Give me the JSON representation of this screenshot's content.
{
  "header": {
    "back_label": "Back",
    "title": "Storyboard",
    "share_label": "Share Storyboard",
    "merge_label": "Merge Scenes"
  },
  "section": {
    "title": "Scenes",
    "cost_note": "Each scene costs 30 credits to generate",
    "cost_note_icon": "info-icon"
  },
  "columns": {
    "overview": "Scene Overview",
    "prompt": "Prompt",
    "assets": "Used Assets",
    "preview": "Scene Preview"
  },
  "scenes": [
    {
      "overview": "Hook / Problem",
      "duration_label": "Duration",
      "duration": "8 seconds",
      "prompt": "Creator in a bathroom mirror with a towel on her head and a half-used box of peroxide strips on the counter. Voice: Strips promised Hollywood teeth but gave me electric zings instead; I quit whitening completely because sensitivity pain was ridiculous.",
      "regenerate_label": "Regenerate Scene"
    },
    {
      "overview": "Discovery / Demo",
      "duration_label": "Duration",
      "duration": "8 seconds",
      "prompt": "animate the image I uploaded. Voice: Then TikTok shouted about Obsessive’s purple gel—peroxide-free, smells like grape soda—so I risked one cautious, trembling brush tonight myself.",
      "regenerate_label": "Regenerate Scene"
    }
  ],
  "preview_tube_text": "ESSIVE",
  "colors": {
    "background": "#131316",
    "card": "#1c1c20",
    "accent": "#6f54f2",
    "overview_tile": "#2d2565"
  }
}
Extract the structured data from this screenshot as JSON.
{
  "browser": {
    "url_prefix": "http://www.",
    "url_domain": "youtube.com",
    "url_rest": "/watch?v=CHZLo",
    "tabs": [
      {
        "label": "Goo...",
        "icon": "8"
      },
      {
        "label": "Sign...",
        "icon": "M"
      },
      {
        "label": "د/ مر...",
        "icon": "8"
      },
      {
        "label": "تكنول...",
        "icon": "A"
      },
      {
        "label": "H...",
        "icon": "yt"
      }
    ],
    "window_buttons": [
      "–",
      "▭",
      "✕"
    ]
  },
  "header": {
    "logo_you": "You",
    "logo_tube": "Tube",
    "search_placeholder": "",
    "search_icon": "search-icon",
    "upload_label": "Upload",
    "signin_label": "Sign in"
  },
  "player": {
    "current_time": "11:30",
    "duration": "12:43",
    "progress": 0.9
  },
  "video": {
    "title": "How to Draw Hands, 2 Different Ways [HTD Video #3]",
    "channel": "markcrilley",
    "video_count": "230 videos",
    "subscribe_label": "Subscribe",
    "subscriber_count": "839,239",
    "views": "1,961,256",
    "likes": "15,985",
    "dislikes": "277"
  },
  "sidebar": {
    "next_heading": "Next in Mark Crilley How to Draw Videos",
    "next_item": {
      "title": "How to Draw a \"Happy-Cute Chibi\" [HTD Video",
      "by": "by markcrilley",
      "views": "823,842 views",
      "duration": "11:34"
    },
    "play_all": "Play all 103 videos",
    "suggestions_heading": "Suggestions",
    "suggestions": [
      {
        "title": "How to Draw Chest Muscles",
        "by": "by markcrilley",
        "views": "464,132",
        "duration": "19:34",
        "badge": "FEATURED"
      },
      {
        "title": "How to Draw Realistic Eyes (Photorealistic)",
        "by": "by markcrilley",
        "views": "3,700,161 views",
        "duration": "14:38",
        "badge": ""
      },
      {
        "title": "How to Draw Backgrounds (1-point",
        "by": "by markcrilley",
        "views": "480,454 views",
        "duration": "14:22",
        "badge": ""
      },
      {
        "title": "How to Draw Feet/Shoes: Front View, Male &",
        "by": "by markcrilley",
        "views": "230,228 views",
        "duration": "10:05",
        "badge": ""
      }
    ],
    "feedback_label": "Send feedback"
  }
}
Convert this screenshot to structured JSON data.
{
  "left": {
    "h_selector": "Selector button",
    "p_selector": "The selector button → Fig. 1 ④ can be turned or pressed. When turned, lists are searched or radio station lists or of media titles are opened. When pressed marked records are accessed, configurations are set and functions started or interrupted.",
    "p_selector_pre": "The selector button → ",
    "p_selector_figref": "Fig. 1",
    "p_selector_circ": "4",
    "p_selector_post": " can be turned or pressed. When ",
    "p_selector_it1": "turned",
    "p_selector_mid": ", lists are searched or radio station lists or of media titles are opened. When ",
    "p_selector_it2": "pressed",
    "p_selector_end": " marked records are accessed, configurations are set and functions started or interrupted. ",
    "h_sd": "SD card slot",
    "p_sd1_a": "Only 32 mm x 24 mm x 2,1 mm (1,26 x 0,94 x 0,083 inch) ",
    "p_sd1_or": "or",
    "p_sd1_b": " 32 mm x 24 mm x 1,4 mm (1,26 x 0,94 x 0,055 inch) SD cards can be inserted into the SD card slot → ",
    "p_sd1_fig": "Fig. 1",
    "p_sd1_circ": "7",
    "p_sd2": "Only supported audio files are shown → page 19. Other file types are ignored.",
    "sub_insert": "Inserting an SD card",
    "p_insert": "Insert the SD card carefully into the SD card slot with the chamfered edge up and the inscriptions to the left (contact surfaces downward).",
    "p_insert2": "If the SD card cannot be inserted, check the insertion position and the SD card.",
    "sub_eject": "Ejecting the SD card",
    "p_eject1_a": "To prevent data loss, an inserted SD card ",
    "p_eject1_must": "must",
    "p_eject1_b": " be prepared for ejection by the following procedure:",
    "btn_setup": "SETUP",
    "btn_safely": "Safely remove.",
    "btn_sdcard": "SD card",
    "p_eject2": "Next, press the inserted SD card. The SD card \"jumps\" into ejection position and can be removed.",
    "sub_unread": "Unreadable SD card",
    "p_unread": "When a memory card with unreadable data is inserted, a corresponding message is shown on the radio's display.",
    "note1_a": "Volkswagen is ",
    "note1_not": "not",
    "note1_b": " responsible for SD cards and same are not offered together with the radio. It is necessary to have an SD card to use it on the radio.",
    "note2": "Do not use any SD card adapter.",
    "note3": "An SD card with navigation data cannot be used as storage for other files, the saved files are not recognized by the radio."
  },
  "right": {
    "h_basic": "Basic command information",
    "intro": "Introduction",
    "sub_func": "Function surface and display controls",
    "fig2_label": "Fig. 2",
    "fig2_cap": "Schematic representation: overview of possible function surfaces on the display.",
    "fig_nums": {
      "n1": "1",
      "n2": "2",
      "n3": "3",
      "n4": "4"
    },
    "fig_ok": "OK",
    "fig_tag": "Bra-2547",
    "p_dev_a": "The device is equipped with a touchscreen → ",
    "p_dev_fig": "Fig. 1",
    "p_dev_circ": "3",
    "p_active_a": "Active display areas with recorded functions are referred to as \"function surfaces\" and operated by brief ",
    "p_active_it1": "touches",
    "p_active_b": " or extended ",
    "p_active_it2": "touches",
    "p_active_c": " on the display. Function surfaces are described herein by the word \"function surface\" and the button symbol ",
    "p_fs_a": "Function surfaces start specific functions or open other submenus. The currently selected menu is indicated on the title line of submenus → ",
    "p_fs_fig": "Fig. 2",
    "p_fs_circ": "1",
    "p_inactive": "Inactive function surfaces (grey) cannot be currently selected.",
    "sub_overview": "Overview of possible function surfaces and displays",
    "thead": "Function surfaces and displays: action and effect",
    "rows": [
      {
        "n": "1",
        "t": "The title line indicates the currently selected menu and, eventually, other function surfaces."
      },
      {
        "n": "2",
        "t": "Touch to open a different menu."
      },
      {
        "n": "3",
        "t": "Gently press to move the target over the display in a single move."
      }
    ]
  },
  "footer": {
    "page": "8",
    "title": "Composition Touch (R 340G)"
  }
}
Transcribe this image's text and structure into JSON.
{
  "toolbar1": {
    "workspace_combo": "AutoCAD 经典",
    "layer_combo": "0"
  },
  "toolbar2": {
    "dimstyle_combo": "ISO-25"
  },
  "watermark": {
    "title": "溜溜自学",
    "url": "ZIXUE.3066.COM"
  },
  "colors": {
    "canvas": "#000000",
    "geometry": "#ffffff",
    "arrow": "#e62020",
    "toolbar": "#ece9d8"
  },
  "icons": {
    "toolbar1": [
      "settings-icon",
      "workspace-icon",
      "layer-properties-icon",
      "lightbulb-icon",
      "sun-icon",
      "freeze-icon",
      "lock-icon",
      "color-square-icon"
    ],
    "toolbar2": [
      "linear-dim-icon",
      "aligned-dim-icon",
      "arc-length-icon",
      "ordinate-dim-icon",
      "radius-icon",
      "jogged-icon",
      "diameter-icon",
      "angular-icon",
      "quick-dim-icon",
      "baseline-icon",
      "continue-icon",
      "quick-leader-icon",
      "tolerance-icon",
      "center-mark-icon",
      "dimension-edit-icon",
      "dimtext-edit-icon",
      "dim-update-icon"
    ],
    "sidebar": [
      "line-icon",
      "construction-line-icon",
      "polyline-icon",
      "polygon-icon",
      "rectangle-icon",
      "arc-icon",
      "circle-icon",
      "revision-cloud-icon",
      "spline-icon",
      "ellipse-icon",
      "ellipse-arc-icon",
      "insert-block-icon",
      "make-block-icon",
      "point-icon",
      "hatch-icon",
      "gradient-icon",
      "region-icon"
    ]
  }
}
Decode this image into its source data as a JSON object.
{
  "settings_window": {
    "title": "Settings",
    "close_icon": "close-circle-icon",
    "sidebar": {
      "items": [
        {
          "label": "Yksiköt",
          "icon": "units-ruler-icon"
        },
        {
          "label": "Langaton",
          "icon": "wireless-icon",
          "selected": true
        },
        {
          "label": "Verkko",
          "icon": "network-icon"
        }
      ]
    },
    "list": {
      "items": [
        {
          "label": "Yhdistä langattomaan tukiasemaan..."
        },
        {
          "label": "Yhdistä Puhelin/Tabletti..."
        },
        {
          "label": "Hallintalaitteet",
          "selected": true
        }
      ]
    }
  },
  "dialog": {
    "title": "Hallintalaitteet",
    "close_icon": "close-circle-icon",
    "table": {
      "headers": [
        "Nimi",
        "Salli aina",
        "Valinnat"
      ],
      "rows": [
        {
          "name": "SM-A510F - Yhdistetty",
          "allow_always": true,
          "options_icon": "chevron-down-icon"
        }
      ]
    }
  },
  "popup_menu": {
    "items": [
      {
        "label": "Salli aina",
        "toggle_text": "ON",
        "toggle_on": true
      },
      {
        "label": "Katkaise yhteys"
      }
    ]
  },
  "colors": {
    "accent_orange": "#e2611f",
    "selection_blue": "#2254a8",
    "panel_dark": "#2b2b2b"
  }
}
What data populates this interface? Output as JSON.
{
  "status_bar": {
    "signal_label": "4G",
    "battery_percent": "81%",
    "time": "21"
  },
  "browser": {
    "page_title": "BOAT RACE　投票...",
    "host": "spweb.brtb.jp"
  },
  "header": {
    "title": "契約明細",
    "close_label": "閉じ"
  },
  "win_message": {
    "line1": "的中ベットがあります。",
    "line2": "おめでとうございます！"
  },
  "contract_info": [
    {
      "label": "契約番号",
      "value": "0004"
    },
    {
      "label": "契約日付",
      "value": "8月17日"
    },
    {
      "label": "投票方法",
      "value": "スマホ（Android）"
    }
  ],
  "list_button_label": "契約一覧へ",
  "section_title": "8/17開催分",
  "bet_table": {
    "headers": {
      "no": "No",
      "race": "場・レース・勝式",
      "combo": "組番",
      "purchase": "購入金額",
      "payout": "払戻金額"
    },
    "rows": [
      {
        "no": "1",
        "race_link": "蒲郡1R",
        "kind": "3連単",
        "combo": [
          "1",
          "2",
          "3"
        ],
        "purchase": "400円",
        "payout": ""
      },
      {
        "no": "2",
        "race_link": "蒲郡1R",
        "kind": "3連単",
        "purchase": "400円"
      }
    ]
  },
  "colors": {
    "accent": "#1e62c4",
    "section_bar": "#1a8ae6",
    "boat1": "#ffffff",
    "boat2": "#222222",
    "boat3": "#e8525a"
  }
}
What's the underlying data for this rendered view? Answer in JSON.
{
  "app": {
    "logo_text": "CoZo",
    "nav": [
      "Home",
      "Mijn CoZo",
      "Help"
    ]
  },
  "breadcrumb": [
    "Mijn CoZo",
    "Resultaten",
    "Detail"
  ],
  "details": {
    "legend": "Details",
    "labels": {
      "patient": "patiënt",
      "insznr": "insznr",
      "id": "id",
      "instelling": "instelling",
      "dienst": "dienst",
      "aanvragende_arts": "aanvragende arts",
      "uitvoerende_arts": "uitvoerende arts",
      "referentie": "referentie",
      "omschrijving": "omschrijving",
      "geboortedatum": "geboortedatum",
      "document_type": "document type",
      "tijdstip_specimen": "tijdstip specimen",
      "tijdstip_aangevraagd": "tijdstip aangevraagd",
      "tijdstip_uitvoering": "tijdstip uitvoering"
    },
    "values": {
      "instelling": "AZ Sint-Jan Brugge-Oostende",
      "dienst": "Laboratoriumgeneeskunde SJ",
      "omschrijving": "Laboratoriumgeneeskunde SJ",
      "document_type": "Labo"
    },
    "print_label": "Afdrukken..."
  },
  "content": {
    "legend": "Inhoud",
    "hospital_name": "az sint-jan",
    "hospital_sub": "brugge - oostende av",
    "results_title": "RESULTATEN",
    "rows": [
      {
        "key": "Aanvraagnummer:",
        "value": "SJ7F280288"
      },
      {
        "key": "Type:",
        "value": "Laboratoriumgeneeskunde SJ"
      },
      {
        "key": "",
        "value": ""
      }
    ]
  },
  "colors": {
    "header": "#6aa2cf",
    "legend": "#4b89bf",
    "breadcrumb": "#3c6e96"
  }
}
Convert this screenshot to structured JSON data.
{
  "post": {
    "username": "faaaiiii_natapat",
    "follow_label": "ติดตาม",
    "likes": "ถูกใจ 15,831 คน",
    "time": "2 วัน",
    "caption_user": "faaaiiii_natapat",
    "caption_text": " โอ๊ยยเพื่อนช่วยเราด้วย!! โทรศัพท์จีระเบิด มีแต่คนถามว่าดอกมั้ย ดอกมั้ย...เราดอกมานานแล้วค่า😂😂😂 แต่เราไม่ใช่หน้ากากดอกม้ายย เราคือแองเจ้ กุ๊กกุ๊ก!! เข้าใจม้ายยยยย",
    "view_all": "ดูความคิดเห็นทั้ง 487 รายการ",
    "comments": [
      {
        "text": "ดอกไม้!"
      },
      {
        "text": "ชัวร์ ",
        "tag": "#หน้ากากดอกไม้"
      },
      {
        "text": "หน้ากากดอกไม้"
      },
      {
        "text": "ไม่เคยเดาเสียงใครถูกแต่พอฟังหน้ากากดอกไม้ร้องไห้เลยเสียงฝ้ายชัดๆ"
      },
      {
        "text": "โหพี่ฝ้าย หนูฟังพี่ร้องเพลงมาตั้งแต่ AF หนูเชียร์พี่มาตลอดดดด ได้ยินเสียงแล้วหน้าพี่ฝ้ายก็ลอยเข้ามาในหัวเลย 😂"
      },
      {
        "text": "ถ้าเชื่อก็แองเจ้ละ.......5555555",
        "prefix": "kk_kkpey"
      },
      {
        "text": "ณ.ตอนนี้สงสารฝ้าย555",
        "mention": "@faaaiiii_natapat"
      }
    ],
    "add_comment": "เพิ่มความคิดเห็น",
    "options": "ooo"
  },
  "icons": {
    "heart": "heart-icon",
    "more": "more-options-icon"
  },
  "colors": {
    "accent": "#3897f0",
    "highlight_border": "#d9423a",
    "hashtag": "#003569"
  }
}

——

> [To do]:
Read the entries and select each line where the word "arts" is found.

> [Reply]:
      "aanvragende_arts": "aanvragende arts",
      "uitvoerende_arts": "uitvoerende arts",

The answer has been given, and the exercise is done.